_Directions_
Whenever a line below holds the word "effectively", copy that line.

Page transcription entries
------------

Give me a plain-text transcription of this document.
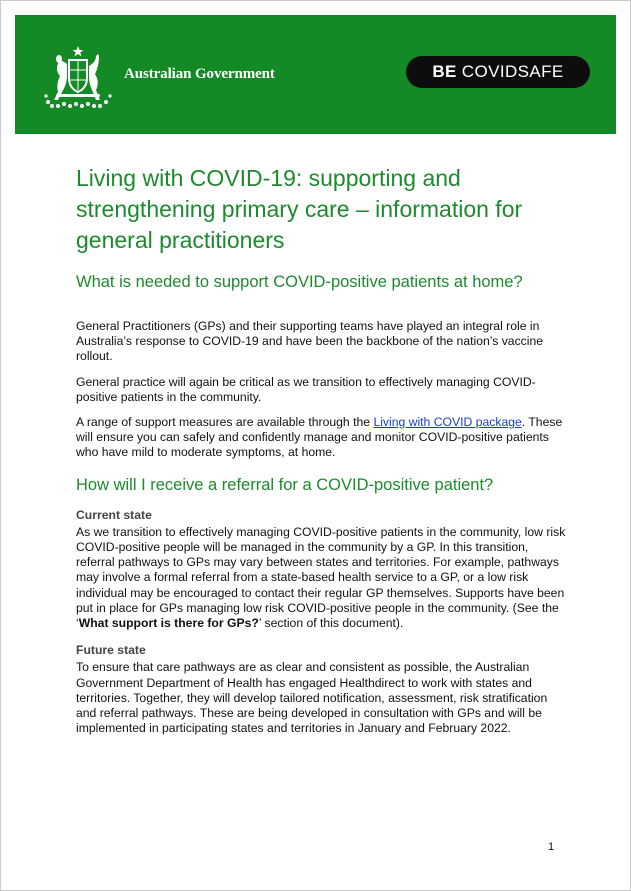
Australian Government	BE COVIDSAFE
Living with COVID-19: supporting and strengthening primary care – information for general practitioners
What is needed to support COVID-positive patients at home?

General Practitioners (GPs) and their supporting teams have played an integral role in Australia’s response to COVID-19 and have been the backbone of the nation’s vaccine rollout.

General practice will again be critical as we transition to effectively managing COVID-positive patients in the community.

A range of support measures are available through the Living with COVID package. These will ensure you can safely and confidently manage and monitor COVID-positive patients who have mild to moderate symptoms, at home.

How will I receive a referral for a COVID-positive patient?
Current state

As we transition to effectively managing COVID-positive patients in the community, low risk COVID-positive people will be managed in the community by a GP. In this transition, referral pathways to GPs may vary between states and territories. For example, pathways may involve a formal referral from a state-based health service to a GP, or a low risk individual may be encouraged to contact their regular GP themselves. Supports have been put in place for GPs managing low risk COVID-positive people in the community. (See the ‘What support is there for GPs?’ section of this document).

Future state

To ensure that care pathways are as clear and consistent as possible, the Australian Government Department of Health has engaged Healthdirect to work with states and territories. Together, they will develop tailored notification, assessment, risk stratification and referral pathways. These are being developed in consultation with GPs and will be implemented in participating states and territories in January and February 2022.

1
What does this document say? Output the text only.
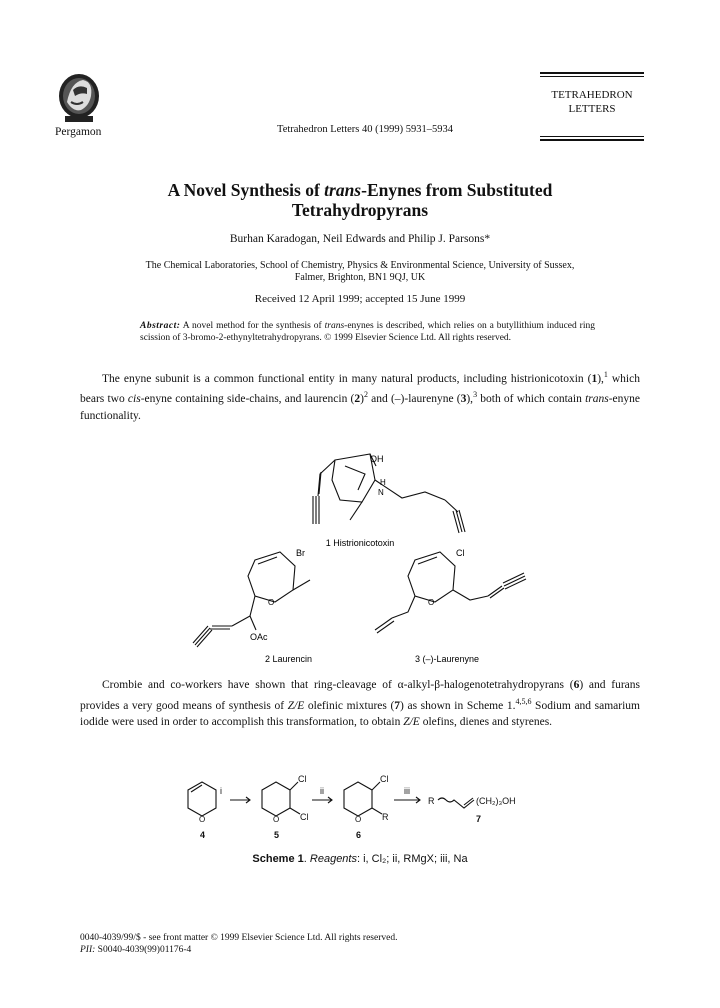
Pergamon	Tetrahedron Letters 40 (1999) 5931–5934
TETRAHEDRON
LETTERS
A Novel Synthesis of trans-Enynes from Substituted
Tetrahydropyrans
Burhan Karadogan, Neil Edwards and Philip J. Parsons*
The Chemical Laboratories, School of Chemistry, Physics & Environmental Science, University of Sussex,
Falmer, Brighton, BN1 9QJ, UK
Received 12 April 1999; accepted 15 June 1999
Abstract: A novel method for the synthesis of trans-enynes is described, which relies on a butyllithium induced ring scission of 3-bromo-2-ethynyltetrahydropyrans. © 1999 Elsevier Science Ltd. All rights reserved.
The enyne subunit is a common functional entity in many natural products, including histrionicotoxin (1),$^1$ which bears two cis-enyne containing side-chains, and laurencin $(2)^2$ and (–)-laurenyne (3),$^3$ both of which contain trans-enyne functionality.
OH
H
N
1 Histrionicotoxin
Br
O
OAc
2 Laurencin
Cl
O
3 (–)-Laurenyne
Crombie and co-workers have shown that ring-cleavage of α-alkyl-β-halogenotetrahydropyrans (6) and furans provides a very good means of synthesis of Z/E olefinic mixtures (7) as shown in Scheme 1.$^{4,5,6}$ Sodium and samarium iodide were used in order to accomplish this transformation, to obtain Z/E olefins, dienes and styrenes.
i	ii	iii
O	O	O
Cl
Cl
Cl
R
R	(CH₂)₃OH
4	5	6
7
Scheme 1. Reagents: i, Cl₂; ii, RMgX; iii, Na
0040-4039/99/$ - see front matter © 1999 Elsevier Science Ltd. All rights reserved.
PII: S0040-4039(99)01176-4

------------

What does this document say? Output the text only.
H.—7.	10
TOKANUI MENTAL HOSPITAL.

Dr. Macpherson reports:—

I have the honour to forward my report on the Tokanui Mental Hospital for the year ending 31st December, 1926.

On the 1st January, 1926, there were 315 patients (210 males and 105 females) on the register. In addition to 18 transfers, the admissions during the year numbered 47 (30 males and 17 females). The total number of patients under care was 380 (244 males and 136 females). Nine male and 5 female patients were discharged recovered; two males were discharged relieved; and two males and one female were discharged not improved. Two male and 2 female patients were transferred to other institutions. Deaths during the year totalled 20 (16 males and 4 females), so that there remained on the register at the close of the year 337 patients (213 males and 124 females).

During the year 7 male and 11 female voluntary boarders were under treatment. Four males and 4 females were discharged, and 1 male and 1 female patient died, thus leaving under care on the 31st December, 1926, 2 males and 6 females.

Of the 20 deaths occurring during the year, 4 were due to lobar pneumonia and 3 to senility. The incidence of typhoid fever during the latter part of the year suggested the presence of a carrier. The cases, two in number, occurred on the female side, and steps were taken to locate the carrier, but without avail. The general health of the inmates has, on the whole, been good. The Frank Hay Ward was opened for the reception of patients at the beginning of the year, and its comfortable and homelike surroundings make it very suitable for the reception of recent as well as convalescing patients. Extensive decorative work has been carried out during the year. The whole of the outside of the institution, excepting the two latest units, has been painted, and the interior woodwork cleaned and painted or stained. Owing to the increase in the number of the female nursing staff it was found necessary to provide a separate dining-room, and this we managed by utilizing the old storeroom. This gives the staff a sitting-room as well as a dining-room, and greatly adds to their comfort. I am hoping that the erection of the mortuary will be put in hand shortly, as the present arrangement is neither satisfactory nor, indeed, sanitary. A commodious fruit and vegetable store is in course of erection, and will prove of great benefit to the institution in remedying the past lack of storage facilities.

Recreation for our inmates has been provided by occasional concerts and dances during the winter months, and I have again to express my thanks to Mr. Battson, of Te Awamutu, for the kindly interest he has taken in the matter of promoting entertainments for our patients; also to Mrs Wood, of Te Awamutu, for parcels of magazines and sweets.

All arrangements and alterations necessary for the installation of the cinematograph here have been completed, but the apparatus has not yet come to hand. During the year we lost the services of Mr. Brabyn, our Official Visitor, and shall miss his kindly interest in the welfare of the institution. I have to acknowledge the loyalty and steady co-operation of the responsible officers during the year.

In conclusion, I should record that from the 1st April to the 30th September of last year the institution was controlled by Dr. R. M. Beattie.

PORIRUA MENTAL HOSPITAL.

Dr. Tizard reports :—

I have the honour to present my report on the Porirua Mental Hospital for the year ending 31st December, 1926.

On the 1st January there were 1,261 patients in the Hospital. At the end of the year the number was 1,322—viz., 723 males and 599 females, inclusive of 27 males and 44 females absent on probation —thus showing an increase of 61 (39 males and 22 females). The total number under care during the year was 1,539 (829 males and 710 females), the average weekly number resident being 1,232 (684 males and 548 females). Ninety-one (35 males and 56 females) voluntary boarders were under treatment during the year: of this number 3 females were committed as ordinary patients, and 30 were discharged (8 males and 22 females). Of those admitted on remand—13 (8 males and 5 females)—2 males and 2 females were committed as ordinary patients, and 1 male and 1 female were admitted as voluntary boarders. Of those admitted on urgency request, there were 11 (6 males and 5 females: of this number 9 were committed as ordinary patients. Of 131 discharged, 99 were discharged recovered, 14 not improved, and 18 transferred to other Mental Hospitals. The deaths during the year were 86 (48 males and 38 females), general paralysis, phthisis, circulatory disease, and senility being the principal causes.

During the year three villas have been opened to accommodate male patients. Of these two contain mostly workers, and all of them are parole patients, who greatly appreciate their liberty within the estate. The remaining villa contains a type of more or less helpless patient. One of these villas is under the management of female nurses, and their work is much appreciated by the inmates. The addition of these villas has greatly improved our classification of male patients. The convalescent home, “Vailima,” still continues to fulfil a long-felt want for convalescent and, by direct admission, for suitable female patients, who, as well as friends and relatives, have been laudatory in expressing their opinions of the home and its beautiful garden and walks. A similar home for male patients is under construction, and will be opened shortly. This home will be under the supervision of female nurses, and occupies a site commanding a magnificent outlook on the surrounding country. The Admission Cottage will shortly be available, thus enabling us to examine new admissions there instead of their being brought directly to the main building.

------------

_Result below_
General practice will again be critical as we transition to effectively managing COVID-positive patients in the community.
As we transition to effectively managing COVID-positive patients in the community, low risk COVID-positive people will be managed in the community by a GP. In this transition, referral pathways to GPs may vary between states and territories. For example, pathways may involve a formal referral from a state-based health service to a GP, or a low risk individual may be encouraged to contact their regular GP themselves. Supports have been put in place for GPs managing low risk COVID-positive people in the community. (See the ‘What support is there for GPs?’ section of this document).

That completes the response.